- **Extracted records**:
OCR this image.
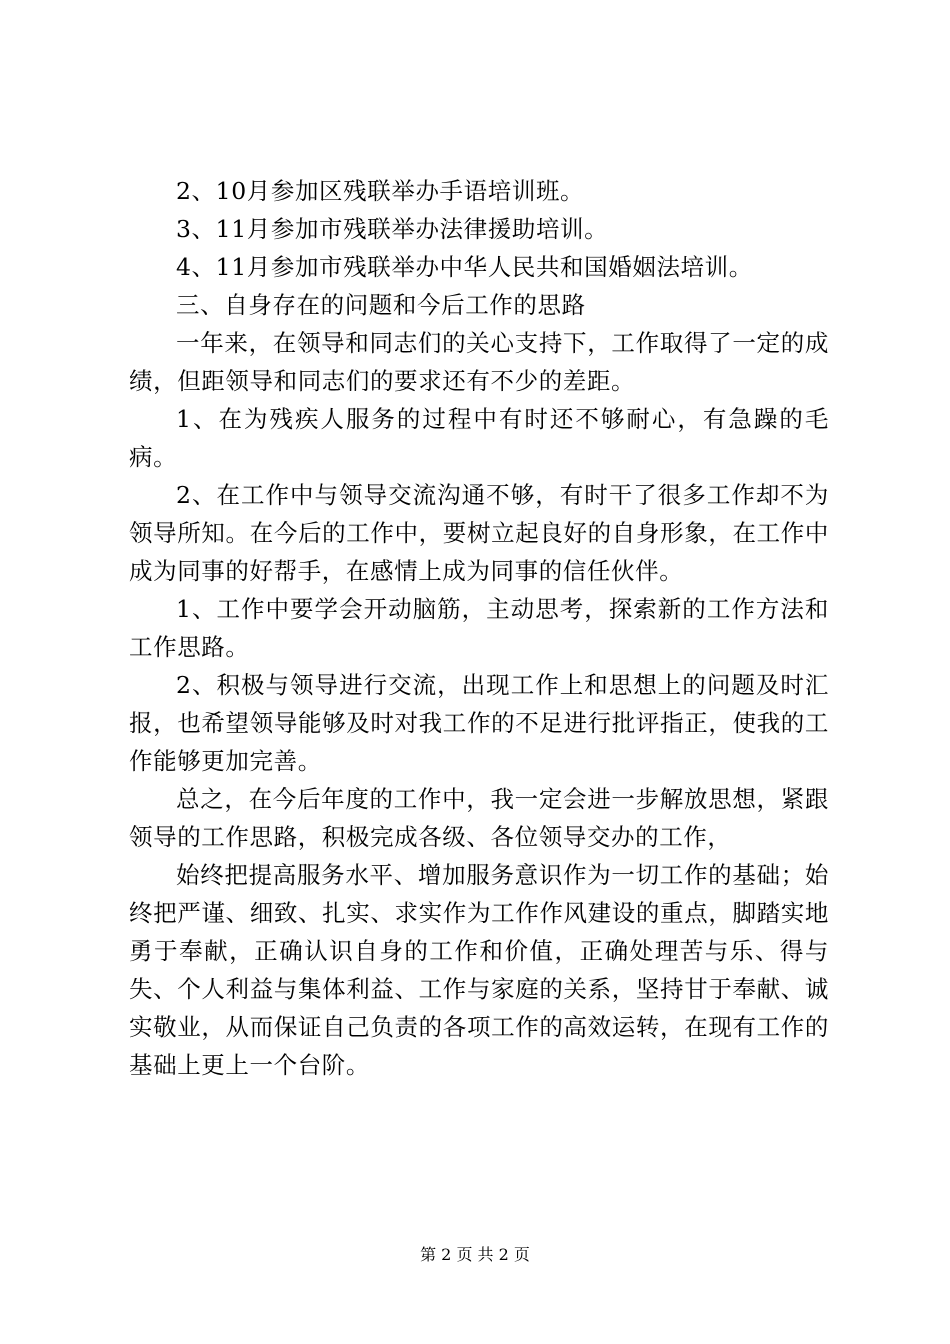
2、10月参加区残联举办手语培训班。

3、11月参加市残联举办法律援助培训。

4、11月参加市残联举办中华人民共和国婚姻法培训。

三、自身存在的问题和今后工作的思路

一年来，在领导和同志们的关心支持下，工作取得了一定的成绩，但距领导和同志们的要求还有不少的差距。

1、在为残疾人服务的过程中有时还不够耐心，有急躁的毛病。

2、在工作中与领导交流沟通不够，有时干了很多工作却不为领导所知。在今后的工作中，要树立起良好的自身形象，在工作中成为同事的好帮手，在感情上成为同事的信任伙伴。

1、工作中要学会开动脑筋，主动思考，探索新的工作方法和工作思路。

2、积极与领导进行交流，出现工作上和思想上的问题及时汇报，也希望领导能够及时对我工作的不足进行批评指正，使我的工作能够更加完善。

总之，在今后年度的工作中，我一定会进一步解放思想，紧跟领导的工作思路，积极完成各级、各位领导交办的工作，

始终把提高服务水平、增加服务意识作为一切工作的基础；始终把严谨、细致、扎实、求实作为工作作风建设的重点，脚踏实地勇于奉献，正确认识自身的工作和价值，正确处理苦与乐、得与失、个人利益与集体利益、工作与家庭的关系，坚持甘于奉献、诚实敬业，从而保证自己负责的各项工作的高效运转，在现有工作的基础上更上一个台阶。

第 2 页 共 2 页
* * *
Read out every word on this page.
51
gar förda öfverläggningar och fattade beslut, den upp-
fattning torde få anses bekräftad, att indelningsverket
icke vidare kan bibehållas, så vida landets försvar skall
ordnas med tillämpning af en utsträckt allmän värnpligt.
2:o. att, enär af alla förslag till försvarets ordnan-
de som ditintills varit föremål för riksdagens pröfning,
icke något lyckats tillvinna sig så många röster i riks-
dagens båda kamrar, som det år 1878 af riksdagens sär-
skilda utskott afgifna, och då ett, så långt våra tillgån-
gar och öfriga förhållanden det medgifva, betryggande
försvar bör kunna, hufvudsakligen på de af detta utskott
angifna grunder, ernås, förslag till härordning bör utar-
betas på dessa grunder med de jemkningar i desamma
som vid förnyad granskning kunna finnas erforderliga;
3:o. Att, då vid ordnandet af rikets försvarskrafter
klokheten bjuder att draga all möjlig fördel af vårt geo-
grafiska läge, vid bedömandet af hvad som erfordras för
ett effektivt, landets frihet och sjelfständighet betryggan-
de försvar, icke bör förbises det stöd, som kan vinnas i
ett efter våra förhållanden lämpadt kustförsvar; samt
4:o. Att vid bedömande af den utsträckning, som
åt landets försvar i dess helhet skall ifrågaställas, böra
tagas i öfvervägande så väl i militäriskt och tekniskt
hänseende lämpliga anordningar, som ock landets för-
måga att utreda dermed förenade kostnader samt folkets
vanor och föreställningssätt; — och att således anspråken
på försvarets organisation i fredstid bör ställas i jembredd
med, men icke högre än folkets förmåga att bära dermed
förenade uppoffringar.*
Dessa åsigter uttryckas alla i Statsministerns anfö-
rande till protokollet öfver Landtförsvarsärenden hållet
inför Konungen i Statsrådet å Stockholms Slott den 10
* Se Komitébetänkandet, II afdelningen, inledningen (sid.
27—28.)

- **Stated problem**: Each line in the material either holds the string "this" or does not. State how many do, and nothing else.

- **Task result**: 2